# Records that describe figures

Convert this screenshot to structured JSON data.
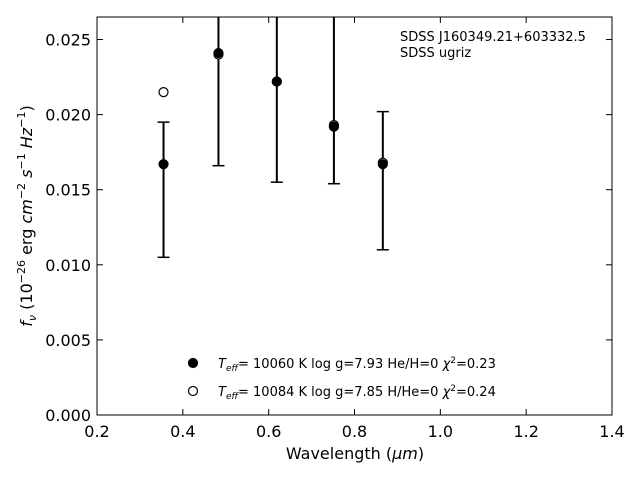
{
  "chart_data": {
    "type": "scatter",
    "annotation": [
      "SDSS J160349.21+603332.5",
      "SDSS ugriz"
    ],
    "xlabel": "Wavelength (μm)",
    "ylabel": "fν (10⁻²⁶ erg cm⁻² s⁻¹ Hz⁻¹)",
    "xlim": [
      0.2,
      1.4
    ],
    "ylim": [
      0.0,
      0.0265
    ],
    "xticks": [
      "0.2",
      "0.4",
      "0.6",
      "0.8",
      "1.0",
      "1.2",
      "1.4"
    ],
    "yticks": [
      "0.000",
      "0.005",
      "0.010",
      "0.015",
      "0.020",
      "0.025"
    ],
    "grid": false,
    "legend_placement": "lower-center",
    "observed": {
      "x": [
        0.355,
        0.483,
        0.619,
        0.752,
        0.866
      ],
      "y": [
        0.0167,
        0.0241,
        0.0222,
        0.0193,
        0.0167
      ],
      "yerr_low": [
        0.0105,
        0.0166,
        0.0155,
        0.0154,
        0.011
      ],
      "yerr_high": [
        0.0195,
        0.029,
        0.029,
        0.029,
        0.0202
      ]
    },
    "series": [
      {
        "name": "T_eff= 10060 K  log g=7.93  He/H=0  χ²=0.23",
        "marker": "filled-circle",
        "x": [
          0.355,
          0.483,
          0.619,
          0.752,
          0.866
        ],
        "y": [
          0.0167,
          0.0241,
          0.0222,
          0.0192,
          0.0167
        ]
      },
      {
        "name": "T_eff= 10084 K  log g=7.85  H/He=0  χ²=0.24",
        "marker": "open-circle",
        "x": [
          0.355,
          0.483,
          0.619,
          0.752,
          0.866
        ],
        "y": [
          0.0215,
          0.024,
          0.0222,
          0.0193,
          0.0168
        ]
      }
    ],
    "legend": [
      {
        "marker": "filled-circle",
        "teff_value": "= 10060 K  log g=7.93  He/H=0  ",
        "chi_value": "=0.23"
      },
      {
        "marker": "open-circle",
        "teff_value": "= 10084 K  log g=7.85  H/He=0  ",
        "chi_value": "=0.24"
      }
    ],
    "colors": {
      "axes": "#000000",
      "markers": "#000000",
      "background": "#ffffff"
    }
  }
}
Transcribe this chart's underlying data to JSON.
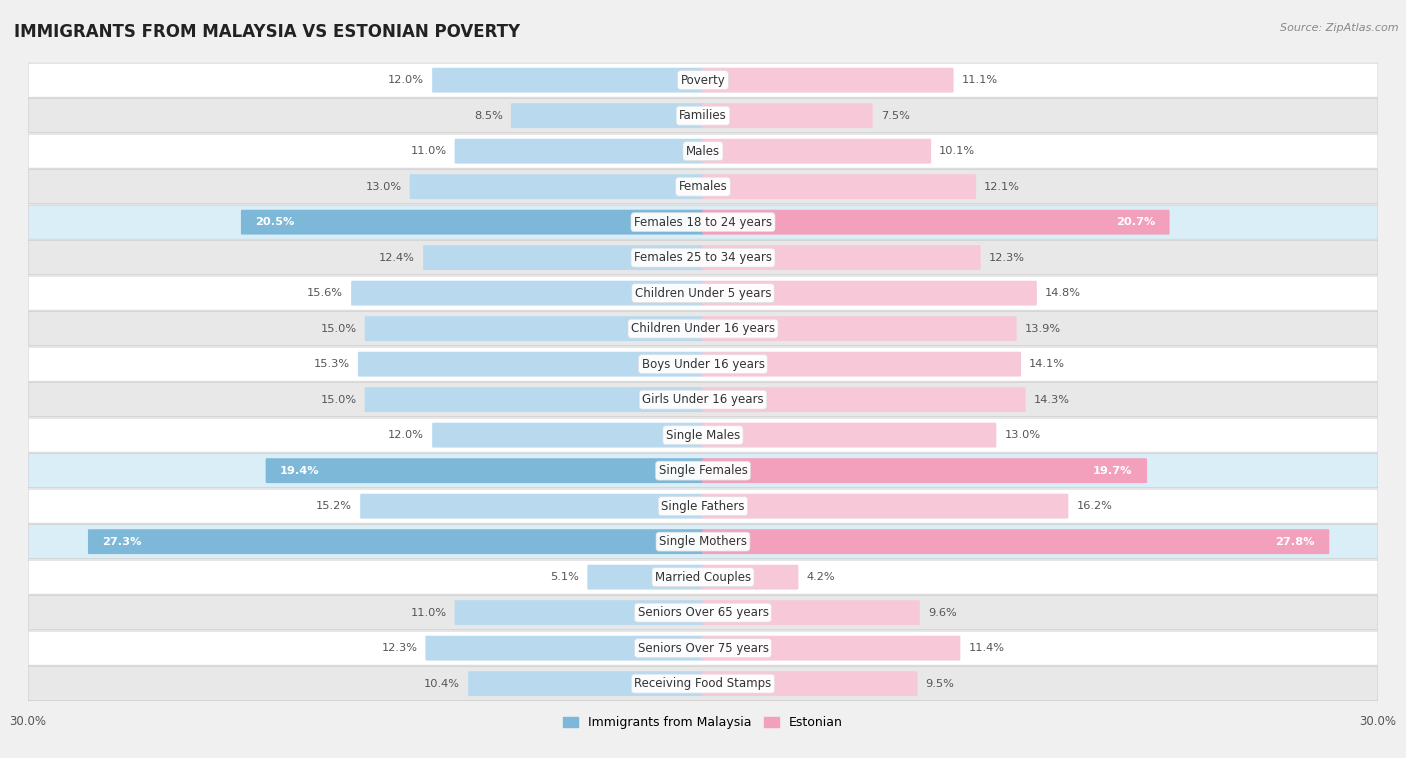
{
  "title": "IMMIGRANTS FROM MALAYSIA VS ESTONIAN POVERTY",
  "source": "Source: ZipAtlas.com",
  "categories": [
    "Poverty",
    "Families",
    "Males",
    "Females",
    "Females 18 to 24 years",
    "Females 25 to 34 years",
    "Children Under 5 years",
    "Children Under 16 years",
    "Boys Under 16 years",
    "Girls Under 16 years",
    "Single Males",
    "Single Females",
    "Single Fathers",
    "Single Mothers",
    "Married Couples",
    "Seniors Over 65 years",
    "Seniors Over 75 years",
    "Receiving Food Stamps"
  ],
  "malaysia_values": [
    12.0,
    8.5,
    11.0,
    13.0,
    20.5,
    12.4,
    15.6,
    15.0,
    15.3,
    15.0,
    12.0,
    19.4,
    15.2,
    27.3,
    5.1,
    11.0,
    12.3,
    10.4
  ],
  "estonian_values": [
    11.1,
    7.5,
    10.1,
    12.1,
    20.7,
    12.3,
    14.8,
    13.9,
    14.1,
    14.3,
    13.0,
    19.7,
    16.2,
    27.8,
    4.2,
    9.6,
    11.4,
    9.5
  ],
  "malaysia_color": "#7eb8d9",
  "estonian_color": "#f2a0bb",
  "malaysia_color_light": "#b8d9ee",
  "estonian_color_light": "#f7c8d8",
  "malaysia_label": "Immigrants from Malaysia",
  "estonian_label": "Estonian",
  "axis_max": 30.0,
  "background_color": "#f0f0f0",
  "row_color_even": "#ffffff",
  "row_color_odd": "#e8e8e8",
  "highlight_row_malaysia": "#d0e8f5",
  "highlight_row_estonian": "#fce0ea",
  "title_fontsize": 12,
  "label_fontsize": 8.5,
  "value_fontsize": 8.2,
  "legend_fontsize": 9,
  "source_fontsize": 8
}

# The exercise
Which lines of the data above contain "Children"? Copy each one.

# Solution below
    "Children Under 5 years",
    "Children Under 16 years",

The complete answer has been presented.